**Exercise directions**: All the data should come back exactly as it was given.

[Data records]
^^^^^^^^^^^^^^^^
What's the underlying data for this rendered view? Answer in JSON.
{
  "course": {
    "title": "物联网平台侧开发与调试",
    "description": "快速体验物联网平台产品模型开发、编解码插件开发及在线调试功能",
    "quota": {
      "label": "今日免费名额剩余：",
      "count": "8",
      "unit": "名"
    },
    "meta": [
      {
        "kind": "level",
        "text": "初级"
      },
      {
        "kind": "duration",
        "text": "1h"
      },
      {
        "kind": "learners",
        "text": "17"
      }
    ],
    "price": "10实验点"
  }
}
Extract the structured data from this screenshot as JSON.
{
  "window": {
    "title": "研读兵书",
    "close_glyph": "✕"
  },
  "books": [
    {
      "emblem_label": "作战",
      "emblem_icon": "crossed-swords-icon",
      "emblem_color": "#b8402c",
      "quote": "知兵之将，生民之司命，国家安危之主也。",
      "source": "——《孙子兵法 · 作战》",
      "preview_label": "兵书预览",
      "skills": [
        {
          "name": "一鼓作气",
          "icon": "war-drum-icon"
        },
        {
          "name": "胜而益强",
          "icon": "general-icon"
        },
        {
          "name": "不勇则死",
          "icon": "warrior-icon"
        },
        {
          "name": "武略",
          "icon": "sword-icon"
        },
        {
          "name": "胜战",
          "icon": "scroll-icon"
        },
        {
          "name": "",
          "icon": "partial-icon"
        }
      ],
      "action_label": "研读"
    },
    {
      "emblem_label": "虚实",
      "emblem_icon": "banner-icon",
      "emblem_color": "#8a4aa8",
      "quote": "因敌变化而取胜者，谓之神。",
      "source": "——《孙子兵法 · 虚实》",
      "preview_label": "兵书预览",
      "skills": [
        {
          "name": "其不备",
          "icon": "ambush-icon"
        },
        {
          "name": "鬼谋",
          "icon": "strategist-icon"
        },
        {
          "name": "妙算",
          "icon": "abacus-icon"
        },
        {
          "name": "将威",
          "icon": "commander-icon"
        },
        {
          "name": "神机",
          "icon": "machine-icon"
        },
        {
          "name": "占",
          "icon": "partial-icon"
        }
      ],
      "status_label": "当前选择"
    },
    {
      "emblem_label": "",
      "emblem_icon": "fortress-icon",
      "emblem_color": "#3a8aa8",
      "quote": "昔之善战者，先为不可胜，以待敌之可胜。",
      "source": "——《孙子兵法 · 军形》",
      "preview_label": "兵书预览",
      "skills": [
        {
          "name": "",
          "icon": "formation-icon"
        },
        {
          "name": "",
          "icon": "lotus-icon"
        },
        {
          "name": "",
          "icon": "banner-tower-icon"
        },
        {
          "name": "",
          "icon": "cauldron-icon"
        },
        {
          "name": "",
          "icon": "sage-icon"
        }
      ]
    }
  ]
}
^^^^^^^^^^^^^^^^
**Solution to this exercise**:
What's the underlying data for this rendered view? Answer in JSON.
{
  "course": {
    "title": "物联网平台侧开发与调试",
    "description": "快速体验物联网平台产品模型开发、编解码插件开发及在线调试功能",
    "quota": {
      "label": "今日免费名额剩余：",
      "count": "8",
      "unit": "名"
    },
    "meta": [
      {
        "kind": "level",
        "text": "初级"
      },
      {
        "kind": "duration",
        "text": "1h"
      },
      {
        "kind": "learners",
        "text": "17"
      }
    ],
    "price": "10实验点"
  }
}
Extract the structured data from this screenshot as JSON.
{
  "window": {
    "title": "研读兵书",
    "close_glyph": "✕"
  },
  "books": [
    {
      "emblem_label": "作战",
      "emblem_icon": "crossed-swords-icon",
      "emblem_color": "#b8402c",
      "quote": "知兵之将，生民之司命，国家安危之主也。",
      "source": "——《孙子兵法 · 作战》",
      "preview_label": "兵书预览",
      "skills": [
        {
          "name": "一鼓作气",
          "icon": "war-drum-icon"
        },
        {
          "name": "胜而益强",
          "icon": "general-icon"
        },
        {
          "name": "不勇则死",
          "icon": "warrior-icon"
        },
        {
          "name": "武略",
          "icon": "sword-icon"
        },
        {
          "name": "胜战",
          "icon": "scroll-icon"
        },
        {
          "name": "",
          "icon": "partial-icon"
        }
      ],
      "action_label": "研读"
    },
    {
      "emblem_label": "虚实",
      "emblem_icon": "banner-icon",
      "emblem_color": "#8a4aa8",
      "quote": "因敌变化而取胜者，谓之神。",
      "source": "——《孙子兵法 · 虚实》",
      "preview_label": "兵书预览",
      "skills": [
        {
          "name": "其不备",
          "icon": "ambush-icon"
        },
        {
          "name": "鬼谋",
          "icon": "strategist-icon"
        },
        {
          "name": "妙算",
          "icon": "abacus-icon"
        },
        {
          "name": "将威",
          "icon": "commander-icon"
        },
        {
          "name": "神机",
          "icon": "machine-icon"
        },
        {
          "name": "占",
          "icon": "partial-icon"
        }
      ],
      "status_label": "当前选择"
    },
    {
      "emblem_label": "",
      "emblem_icon": "fortress-icon",
      "emblem_color": "#3a8aa8",
      "quote": "昔之善战者，先为不可胜，以待敌之可胜。",
      "source": "——《孙子兵法 · 军形》",
      "preview_label": "兵书预览",
      "skills": [
        {
          "name": "",
          "icon": "formation-icon"
        },
        {
          "name": "",
          "icon": "lotus-icon"
        },
        {
          "name": "",
          "icon": "banner-tower-icon"
        },
        {
          "name": "",
          "icon": "cauldron-icon"
        },
        {
          "name": "",
          "icon": "sage-icon"
        }
      ]
    }
  ]
}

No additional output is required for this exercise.